Requirement. Give back the full material, exactly as it reads.

Data shown.
┌──
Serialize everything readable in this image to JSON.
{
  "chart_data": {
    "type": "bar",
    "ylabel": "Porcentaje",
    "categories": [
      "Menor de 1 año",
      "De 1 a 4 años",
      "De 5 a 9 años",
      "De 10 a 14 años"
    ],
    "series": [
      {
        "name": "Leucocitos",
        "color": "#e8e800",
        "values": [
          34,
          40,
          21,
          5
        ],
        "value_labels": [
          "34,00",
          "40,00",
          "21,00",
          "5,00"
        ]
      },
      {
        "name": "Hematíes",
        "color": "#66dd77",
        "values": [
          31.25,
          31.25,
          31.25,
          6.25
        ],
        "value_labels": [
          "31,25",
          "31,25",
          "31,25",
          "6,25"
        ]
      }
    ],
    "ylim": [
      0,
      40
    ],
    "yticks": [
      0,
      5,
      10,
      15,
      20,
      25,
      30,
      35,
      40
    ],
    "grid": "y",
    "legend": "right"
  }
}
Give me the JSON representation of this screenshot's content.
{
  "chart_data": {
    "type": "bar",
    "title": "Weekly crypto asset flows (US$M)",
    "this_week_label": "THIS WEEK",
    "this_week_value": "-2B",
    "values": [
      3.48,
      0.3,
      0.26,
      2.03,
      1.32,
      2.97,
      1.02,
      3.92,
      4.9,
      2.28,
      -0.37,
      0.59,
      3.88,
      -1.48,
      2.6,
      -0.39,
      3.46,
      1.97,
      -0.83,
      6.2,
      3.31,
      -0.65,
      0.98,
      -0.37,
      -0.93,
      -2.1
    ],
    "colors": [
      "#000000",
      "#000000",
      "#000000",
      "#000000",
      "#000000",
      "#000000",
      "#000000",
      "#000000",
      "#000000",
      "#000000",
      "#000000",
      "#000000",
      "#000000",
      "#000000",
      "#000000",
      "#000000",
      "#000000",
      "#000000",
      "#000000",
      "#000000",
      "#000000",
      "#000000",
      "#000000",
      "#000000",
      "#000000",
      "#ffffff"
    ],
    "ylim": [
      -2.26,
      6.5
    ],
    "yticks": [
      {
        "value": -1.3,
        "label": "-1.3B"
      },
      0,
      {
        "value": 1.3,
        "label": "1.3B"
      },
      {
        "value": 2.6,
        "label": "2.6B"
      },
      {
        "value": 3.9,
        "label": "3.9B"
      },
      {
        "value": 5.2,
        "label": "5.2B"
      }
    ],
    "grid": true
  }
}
└──
Correct response.
Serialize everything readable in this image to JSON.
{
  "chart_data": {
    "type": "bar",
    "ylabel": "Porcentaje",
    "categories": [
      "Menor de 1 año",
      "De 1 a 4 años",
      "De 5 a 9 años",
      "De 10 a 14 años"
    ],
    "series": [
      {
        "name": "Leucocitos",
        "color": "#e8e800",
        "values": [
          34,
          40,
          21,
          5
        ],
        "value_labels": [
          "34,00",
          "40,00",
          "21,00",
          "5,00"
        ]
      },
      {
        "name": "Hematíes",
        "color": "#66dd77",
        "values": [
          31.25,
          31.25,
          31.25,
          6.25
        ],
        "value_labels": [
          "31,25",
          "31,25",
          "31,25",
          "6,25"
        ]
      }
    ],
    "ylim": [
      0,
      40
    ],
    "yticks": [
      0,
      5,
      10,
      15,
      20,
      25,
      30,
      35,
      40
    ],
    "grid": "y",
    "legend": "right"
  }
}
Give me the JSON representation of this screenshot's content.
{
  "chart_data": {
    "type": "bar",
    "title": "Weekly crypto asset flows (US$M)",
    "this_week_label": "THIS WEEK",
    "this_week_value": "-2B",
    "values": [
      3.48,
      0.3,
      0.26,
      2.03,
      1.32,
      2.97,
      1.02,
      3.92,
      4.9,
      2.28,
      -0.37,
      0.59,
      3.88,
      -1.48,
      2.6,
      -0.39,
      3.46,
      1.97,
      -0.83,
      6.2,
      3.31,
      -0.65,
      0.98,
      -0.37,
      -0.93,
      -2.1
    ],
    "colors": [
      "#000000",
      "#000000",
      "#000000",
      "#000000",
      "#000000",
      "#000000",
      "#000000",
      "#000000",
      "#000000",
      "#000000",
      "#000000",
      "#000000",
      "#000000",
      "#000000",
      "#000000",
      "#000000",
      "#000000",
      "#000000",
      "#000000",
      "#000000",
      "#000000",
      "#000000",
      "#000000",
      "#000000",
      "#000000",
      "#ffffff"
    ],
    "ylim": [
      -2.26,
      6.5
    ],
    "yticks": [
      {
        "value": -1.3,
        "label": "-1.3B"
      },
      0,
      {
        "value": 1.3,
        "label": "1.3B"
      },
      {
        "value": 2.6,
        "label": "2.6B"
      },
      {
        "value": 3.9,
        "label": "3.9B"
      },
      {
        "value": 5.2,
        "label": "5.2B"
      }
    ],
    "grid": true
  }
}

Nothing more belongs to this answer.